··· DATASET EXCERPTS ···
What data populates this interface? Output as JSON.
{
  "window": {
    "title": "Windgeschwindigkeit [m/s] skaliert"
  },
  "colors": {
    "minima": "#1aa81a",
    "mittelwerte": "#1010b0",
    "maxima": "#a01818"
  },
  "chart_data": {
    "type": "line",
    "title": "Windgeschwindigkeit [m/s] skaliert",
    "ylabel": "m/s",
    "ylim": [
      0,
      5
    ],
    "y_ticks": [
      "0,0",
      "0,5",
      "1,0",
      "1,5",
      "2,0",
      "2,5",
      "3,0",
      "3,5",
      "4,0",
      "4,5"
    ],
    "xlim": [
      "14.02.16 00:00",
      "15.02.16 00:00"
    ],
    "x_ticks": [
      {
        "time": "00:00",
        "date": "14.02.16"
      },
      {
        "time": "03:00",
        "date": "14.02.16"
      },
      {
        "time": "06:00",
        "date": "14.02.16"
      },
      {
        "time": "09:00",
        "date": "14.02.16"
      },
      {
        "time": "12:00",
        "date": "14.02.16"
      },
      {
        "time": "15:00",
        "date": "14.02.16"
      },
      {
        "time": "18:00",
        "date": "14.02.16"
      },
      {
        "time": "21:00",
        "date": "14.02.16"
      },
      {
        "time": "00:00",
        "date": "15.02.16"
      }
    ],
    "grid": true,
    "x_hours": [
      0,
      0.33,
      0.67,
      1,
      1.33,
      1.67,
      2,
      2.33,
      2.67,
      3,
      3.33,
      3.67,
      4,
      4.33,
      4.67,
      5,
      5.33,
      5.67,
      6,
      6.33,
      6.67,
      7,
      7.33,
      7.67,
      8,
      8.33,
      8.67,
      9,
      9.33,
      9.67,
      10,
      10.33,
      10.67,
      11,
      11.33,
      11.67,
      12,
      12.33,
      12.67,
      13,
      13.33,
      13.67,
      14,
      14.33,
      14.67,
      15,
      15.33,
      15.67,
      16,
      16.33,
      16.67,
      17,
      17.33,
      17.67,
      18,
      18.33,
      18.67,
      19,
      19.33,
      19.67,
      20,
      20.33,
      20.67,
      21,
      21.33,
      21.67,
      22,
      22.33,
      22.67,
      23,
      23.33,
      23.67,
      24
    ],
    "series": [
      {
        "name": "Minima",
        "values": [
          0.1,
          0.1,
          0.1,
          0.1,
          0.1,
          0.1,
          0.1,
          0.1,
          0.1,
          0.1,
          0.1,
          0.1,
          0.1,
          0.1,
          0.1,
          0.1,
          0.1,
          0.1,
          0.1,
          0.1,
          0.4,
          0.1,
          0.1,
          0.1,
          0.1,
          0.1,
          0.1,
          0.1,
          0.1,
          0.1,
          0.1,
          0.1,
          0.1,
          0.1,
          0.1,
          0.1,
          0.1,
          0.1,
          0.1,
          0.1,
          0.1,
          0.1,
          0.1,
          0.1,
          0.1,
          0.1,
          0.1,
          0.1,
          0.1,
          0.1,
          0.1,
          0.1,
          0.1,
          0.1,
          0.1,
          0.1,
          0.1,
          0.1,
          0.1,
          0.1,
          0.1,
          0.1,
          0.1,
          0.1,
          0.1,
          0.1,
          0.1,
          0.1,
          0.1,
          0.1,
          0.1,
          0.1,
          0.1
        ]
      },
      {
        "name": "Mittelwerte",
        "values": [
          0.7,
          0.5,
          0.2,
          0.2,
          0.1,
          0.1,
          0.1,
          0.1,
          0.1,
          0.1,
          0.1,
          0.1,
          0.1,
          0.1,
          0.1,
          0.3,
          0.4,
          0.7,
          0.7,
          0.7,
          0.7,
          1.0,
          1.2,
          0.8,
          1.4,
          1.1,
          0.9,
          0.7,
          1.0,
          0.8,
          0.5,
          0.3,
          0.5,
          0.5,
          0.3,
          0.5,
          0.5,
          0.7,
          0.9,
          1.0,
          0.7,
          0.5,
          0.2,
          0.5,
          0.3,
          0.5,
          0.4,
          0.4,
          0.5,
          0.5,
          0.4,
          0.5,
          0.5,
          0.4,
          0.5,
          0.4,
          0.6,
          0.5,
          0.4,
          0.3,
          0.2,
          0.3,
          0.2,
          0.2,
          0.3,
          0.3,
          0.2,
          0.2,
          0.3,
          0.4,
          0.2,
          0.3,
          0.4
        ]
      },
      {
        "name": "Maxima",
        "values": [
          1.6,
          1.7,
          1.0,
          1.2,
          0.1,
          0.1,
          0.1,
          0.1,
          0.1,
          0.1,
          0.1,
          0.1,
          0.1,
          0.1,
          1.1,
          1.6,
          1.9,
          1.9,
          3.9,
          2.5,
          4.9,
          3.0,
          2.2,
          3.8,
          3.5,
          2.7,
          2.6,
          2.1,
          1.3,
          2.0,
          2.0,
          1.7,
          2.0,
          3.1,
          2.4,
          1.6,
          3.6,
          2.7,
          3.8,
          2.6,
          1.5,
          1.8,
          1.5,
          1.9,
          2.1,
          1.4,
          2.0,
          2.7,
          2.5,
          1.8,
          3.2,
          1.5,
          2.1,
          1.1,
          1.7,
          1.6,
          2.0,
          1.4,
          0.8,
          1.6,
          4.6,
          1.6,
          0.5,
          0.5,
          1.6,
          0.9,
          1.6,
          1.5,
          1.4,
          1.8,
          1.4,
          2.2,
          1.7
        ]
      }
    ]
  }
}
···
EXERCISE PROMPT >> Gather up every line from the listing above in which the word "Windgeschwindigkeit" occurs.

WRITTEN REPLY >>
    "title": "Windgeschwindigkeit [m/s] skaliert"
    "title": "Windgeschwindigkeit [m/s] skaliert",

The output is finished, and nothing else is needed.